START Given records
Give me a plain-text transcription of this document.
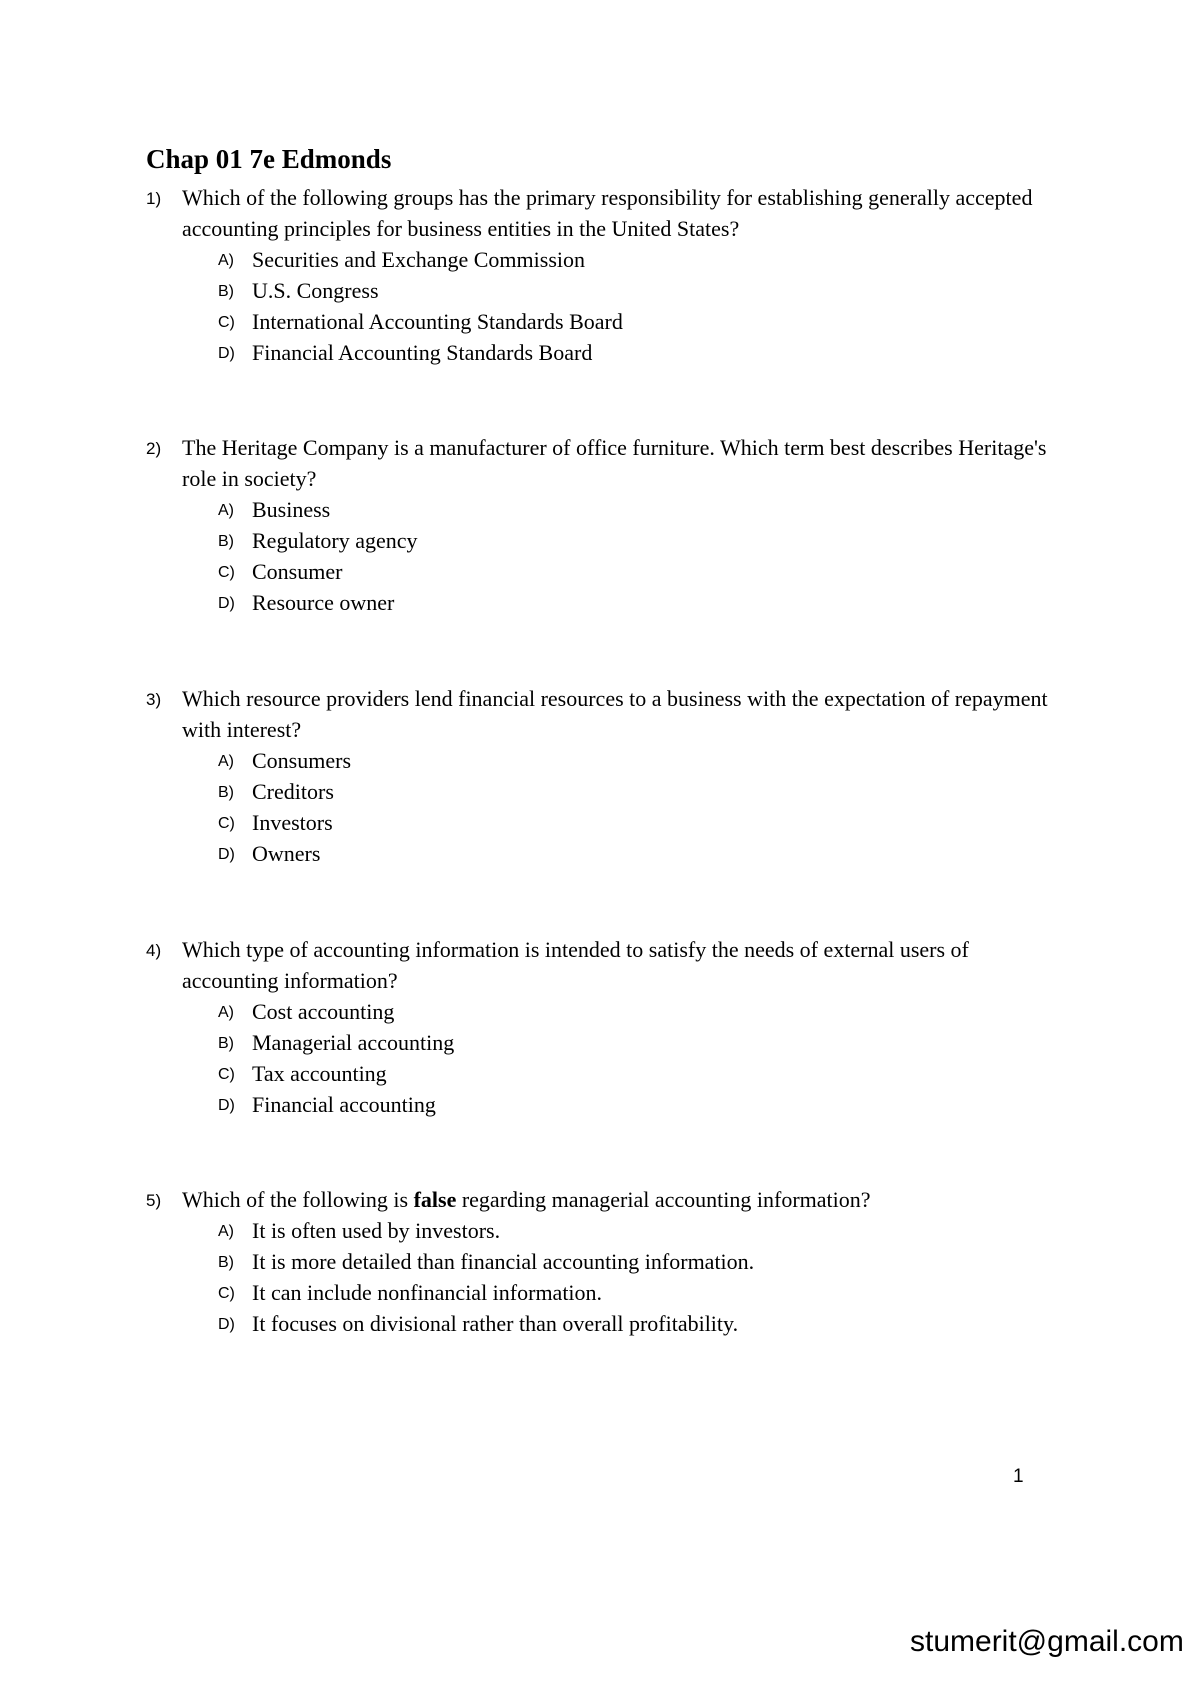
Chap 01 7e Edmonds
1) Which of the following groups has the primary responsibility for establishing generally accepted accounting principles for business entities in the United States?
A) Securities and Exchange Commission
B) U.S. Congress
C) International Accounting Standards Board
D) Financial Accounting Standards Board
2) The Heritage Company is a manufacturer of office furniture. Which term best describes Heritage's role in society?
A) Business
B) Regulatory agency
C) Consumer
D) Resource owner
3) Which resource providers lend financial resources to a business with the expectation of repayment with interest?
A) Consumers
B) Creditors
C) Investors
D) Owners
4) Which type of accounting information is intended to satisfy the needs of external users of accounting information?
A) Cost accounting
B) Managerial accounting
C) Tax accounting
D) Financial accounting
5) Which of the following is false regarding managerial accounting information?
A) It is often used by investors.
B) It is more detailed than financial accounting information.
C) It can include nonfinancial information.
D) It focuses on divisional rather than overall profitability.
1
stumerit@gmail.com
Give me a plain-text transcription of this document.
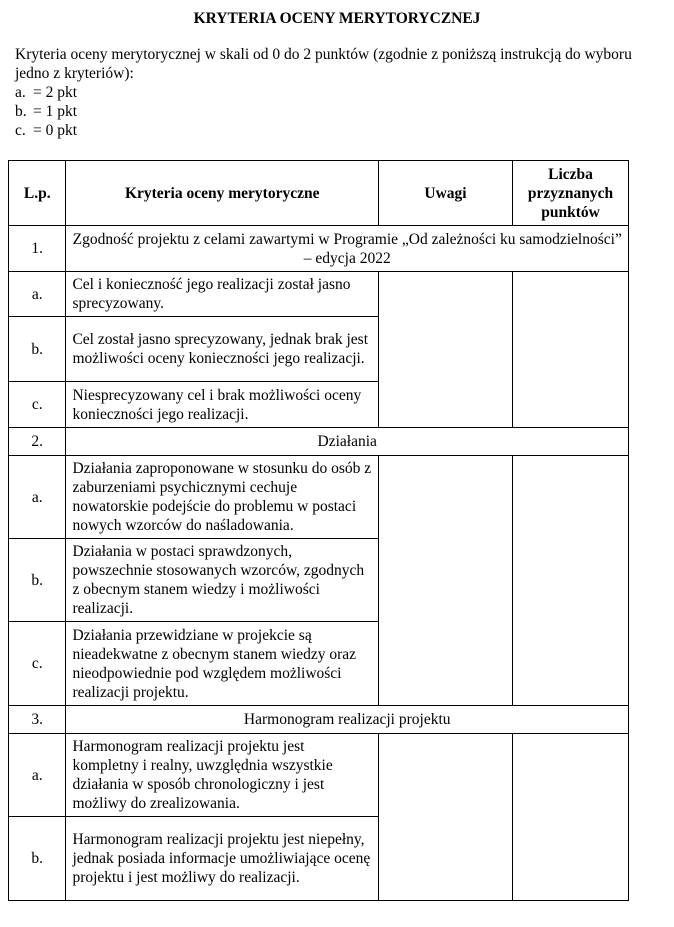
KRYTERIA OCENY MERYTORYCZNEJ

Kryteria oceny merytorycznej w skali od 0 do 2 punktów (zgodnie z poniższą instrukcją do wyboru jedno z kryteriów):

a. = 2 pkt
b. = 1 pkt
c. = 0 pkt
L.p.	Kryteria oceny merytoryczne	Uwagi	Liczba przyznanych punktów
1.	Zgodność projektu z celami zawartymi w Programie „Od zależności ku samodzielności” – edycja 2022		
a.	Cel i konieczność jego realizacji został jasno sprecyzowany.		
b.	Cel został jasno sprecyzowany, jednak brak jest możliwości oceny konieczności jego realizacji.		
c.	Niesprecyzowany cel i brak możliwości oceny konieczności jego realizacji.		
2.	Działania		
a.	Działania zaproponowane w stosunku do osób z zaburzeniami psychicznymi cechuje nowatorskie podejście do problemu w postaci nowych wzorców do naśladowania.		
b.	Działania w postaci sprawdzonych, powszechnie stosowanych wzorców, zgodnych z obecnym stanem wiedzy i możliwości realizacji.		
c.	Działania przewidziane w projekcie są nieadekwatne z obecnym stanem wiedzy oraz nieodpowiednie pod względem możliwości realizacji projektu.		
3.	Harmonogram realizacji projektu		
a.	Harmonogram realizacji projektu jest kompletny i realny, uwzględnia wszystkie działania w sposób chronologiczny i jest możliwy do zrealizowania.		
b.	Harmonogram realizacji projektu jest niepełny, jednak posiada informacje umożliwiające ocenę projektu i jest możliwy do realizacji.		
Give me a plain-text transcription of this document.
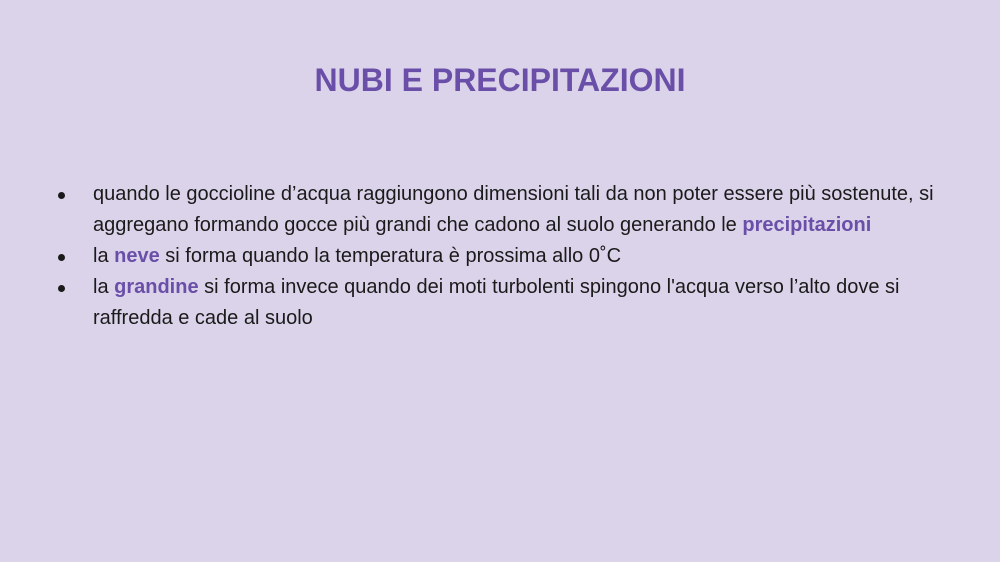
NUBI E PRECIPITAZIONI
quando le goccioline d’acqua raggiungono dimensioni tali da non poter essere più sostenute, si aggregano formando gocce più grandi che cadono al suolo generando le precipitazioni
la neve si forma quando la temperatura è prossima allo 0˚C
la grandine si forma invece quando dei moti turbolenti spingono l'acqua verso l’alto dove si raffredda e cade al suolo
END Given records
Write out the listing above exactly as it stands, pictures excluded.

Give me a plain-text transcription of this document.
Chap 01 7e Edmonds
1) Which of the following groups has the primary responsibility for establishing generally accepted accounting principles for business entities in the United States?
A) Securities and Exchange Commission
B) U.S. Congress
C) International Accounting Standards Board
D) Financial Accounting Standards Board
2) The Heritage Company is a manufacturer of office furniture. Which term best describes Heritage's role in society?
A) Business
B) Regulatory agency
C) Consumer
D) Resource owner
3) Which resource providers lend financial resources to a business with the expectation of repayment with interest?
A) Consumers
B) Creditors
C) Investors
D) Owners
4) Which type of accounting information is intended to satisfy the needs of external users of accounting information?
A) Cost accounting
B) Managerial accounting
C) Tax accounting
D) Financial accounting
5) Which of the following is false regarding managerial accounting information?
A) It is often used by investors.
B) It is more detailed than financial accounting information.
C) It can include nonfinancial information.
D) It focuses on divisional rather than overall profitability.
1
stumerit@gmail.com
Give me a plain-text transcription of this document.
KRYTERIA OCENY MERYTORYCZNEJ

Kryteria oceny merytorycznej w skali od 0 do 2 punktów (zgodnie z poniższą instrukcją do wyboru jedno z kryteriów):

a. = 2 pkt
b. = 1 pkt
c. = 0 pkt
L.p.	Kryteria oceny merytoryczne	Uwagi	Liczba przyznanych punktów
1.	Zgodność projektu z celami zawartymi w Programie „Od zależności ku samodzielności” – edycja 2022		
a.	Cel i konieczność jego realizacji został jasno sprecyzowany.		
b.	Cel został jasno sprecyzowany, jednak brak jest możliwości oceny konieczności jego realizacji.		
c.	Niesprecyzowany cel i brak możliwości oceny konieczności jego realizacji.		
2.	Działania		
a.	Działania zaproponowane w stosunku do osób z zaburzeniami psychicznymi cechuje nowatorskie podejście do problemu w postaci nowych wzorców do naśladowania.		
b.	Działania w postaci sprawdzonych, powszechnie stosowanych wzorców, zgodnych z obecnym stanem wiedzy i możliwości realizacji.		
c.	Działania przewidziane w projekcie są nieadekwatne z obecnym stanem wiedzy oraz nieodpowiednie pod względem możliwości realizacji projektu.		
3.	Harmonogram realizacji projektu		
a.	Harmonogram realizacji projektu jest kompletny i realny, uwzględnia wszystkie działania w sposób chronologiczny i jest możliwy do zrealizowania.		
b.	Harmonogram realizacji projektu jest niepełny, jednak posiada informacje umożliwiające ocenę projektu i jest możliwy do realizacji.		
Give me a plain-text transcription of this document.
NUBI E PRECIPITAZIONI
quando le goccioline d’acqua raggiungono dimensioni tali da non poter essere più sostenute, si aggregano formando gocce più grandi che cadono al suolo generando le precipitazioni
la neve si forma quando la temperatura è prossima allo 0˚C
la grandine si forma invece quando dei moti turbolenti spingono l'acqua verso l’alto dove si raffredda e cade al suolo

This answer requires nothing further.